[The task]
Drop the pictures from the entries below, then reproduce the rest exactly.

[Extracted records]
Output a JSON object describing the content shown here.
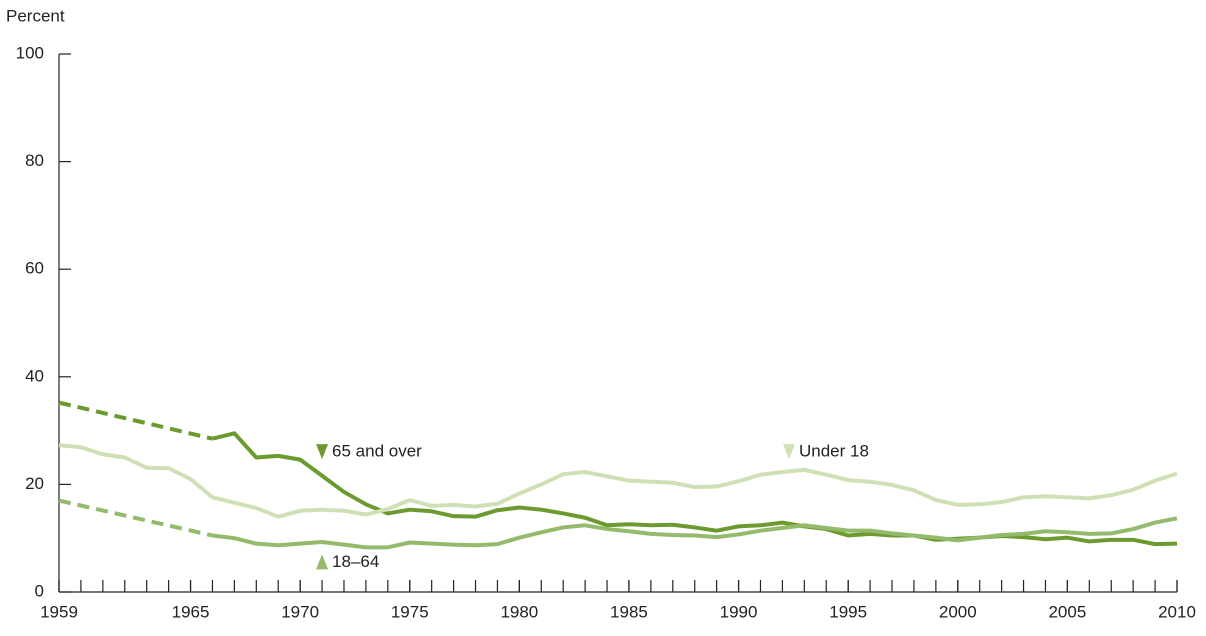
{
  "chart_data": {
    "type": "line",
    "y_axis_label": "Percent",
    "x": [
      1959,
      1960,
      1961,
      1962,
      1963,
      1964,
      1965,
      1966,
      1967,
      1968,
      1969,
      1970,
      1971,
      1972,
      1973,
      1974,
      1975,
      1976,
      1977,
      1978,
      1979,
      1980,
      1981,
      1982,
      1983,
      1984,
      1985,
      1986,
      1987,
      1988,
      1989,
      1990,
      1991,
      1992,
      1993,
      1994,
      1995,
      1996,
      1997,
      1998,
      1999,
      2000,
      2001,
      2002,
      2003,
      2004,
      2005,
      2006,
      2007,
      2008,
      2009,
      2010
    ],
    "series": [
      {
        "name": "65 and over",
        "color": "#6b9b2f",
        "marker": "down",
        "gap_style": "dashed",
        "values": [
          35.2,
          null,
          null,
          null,
          null,
          null,
          null,
          28.5,
          29.5,
          25.0,
          25.3,
          24.6,
          21.6,
          18.6,
          16.3,
          14.6,
          15.3,
          15.0,
          14.1,
          14.0,
          15.2,
          15.7,
          15.3,
          14.6,
          13.8,
          12.4,
          12.6,
          12.4,
          12.5,
          12.0,
          11.4,
          12.2,
          12.4,
          12.9,
          12.2,
          11.7,
          10.5,
          10.8,
          10.5,
          10.5,
          9.7,
          9.9,
          10.1,
          10.4,
          10.2,
          9.8,
          10.1,
          9.4,
          9.7,
          9.7,
          8.9,
          9.0
        ]
      },
      {
        "name": "Under 18",
        "color": "#d0e0b5",
        "marker": "down",
        "gap_style": "dashed",
        "values": [
          27.3,
          26.9,
          25.6,
          25.0,
          23.1,
          23.0,
          21.0,
          17.6,
          16.6,
          15.6,
          14.0,
          15.1,
          15.3,
          15.1,
          14.4,
          15.4,
          17.1,
          16.0,
          16.2,
          15.9,
          16.4,
          18.3,
          20.0,
          21.9,
          22.3,
          21.5,
          20.7,
          20.5,
          20.3,
          19.5,
          19.6,
          20.6,
          21.8,
          22.3,
          22.7,
          21.8,
          20.8,
          20.5,
          19.9,
          18.9,
          17.1,
          16.2,
          16.3,
          16.7,
          17.6,
          17.8,
          17.6,
          17.4,
          18.0,
          19.0,
          20.7,
          22.0
        ]
      },
      {
        "name": "18–64",
        "color": "#94ba6b",
        "marker": "up",
        "gap_style": "dashed",
        "values": [
          17.0,
          null,
          null,
          null,
          null,
          null,
          null,
          10.5,
          10.0,
          9.0,
          8.7,
          9.0,
          9.3,
          8.8,
          8.3,
          8.3,
          9.2,
          9.0,
          8.8,
          8.7,
          8.9,
          10.1,
          11.1,
          12.0,
          12.4,
          11.7,
          11.3,
          10.8,
          10.6,
          10.5,
          10.2,
          10.7,
          11.4,
          11.9,
          12.4,
          11.9,
          11.4,
          11.4,
          10.9,
          10.5,
          10.1,
          9.6,
          10.1,
          10.6,
          10.8,
          11.3,
          11.1,
          10.8,
          10.9,
          11.7,
          12.9,
          13.7
        ]
      }
    ],
    "xlim": [
      1959,
      2010
    ],
    "xticks": [
      1959,
      1965,
      1970,
      1975,
      1980,
      1985,
      1990,
      1995,
      2000,
      2005,
      2010
    ],
    "ylim": [
      0,
      100
    ],
    "yticks": [
      0,
      20,
      40,
      60,
      80,
      100
    ],
    "grid": false
  }
}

[Written response]
Output a JSON object describing the content shown here.
{
  "chart_data": {
    "type": "line",
    "y_axis_label": "Percent",
    "x": [
      1959,
      1960,
      1961,
      1962,
      1963,
      1964,
      1965,
      1966,
      1967,
      1968,
      1969,
      1970,
      1971,
      1972,
      1973,
      1974,
      1975,
      1976,
      1977,
      1978,
      1979,
      1980,
      1981,
      1982,
      1983,
      1984,
      1985,
      1986,
      1987,
      1988,
      1989,
      1990,
      1991,
      1992,
      1993,
      1994,
      1995,
      1996,
      1997,
      1998,
      1999,
      2000,
      2001,
      2002,
      2003,
      2004,
      2005,
      2006,
      2007,
      2008,
      2009,
      2010
    ],
    "series": [
      {
        "name": "65 and over",
        "color": "#6b9b2f",
        "marker": "down",
        "gap_style": "dashed",
        "values": [
          35.2,
          null,
          null,
          null,
          null,
          null,
          null,
          28.5,
          29.5,
          25.0,
          25.3,
          24.6,
          21.6,
          18.6,
          16.3,
          14.6,
          15.3,
          15.0,
          14.1,
          14.0,
          15.2,
          15.7,
          15.3,
          14.6,
          13.8,
          12.4,
          12.6,
          12.4,
          12.5,
          12.0,
          11.4,
          12.2,
          12.4,
          12.9,
          12.2,
          11.7,
          10.5,
          10.8,
          10.5,
          10.5,
          9.7,
          9.9,
          10.1,
          10.4,
          10.2,
          9.8,
          10.1,
          9.4,
          9.7,
          9.7,
          8.9,
          9.0
        ]
      },
      {
        "name": "Under 18",
        "color": "#d0e0b5",
        "marker": "down",
        "gap_style": "dashed",
        "values": [
          27.3,
          26.9,
          25.6,
          25.0,
          23.1,
          23.0,
          21.0,
          17.6,
          16.6,
          15.6,
          14.0,
          15.1,
          15.3,
          15.1,
          14.4,
          15.4,
          17.1,
          16.0,
          16.2,
          15.9,
          16.4,
          18.3,
          20.0,
          21.9,
          22.3,
          21.5,
          20.7,
          20.5,
          20.3,
          19.5,
          19.6,
          20.6,
          21.8,
          22.3,
          22.7,
          21.8,
          20.8,
          20.5,
          19.9,
          18.9,
          17.1,
          16.2,
          16.3,
          16.7,
          17.6,
          17.8,
          17.6,
          17.4,
          18.0,
          19.0,
          20.7,
          22.0
        ]
      },
      {
        "name": "18–64",
        "color": "#94ba6b",
        "marker": "up",
        "gap_style": "dashed",
        "values": [
          17.0,
          null,
          null,
          null,
          null,
          null,
          null,
          10.5,
          10.0,
          9.0,
          8.7,
          9.0,
          9.3,
          8.8,
          8.3,
          8.3,
          9.2,
          9.0,
          8.8,
          8.7,
          8.9,
          10.1,
          11.1,
          12.0,
          12.4,
          11.7,
          11.3,
          10.8,
          10.6,
          10.5,
          10.2,
          10.7,
          11.4,
          11.9,
          12.4,
          11.9,
          11.4,
          11.4,
          10.9,
          10.5,
          10.1,
          9.6,
          10.1,
          10.6,
          10.8,
          11.3,
          11.1,
          10.8,
          10.9,
          11.7,
          12.9,
          13.7
        ]
      }
    ],
    "xlim": [
      1959,
      2010
    ],
    "xticks": [
      1959,
      1965,
      1970,
      1975,
      1980,
      1985,
      1990,
      1995,
      2000,
      2005,
      2010
    ],
    "ylim": [
      0,
      100
    ],
    "yticks": [
      0,
      20,
      40,
      60,
      80,
      100
    ],
    "grid": false
  }
}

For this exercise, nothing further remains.